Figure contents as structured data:
· · ·

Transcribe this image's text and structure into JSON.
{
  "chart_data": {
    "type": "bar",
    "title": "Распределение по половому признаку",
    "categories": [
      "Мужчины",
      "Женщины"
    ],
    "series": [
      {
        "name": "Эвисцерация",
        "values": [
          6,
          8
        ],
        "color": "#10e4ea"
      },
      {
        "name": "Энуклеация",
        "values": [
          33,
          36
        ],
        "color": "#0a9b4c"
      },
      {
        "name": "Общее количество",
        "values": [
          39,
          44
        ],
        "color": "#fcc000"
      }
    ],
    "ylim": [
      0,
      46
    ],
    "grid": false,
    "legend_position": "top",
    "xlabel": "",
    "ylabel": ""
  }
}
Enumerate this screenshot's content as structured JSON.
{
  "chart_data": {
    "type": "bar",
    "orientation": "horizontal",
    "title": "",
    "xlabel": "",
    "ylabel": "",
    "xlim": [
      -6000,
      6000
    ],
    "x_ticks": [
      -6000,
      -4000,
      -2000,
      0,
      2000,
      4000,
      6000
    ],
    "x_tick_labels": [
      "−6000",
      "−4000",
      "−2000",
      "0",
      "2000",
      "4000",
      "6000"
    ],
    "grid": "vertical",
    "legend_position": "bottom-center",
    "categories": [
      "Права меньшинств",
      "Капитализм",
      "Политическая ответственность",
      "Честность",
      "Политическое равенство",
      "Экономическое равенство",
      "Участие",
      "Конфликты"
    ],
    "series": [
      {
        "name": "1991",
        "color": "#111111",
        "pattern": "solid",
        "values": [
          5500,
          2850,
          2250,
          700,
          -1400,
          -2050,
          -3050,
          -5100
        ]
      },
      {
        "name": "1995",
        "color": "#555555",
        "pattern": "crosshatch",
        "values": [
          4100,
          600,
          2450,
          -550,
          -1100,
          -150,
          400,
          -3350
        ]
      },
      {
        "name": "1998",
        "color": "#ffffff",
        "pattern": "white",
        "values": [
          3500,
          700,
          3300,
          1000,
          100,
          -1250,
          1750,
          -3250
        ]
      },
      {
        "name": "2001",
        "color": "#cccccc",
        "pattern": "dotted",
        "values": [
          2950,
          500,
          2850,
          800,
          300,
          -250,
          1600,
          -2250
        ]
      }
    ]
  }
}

· · ·

§ Requirements
Show all lines from the listing above in which "JSON" appears.

§ Task solution
Transcribe this image's text and structure into JSON.
Enumerate this screenshot's content as structured JSON.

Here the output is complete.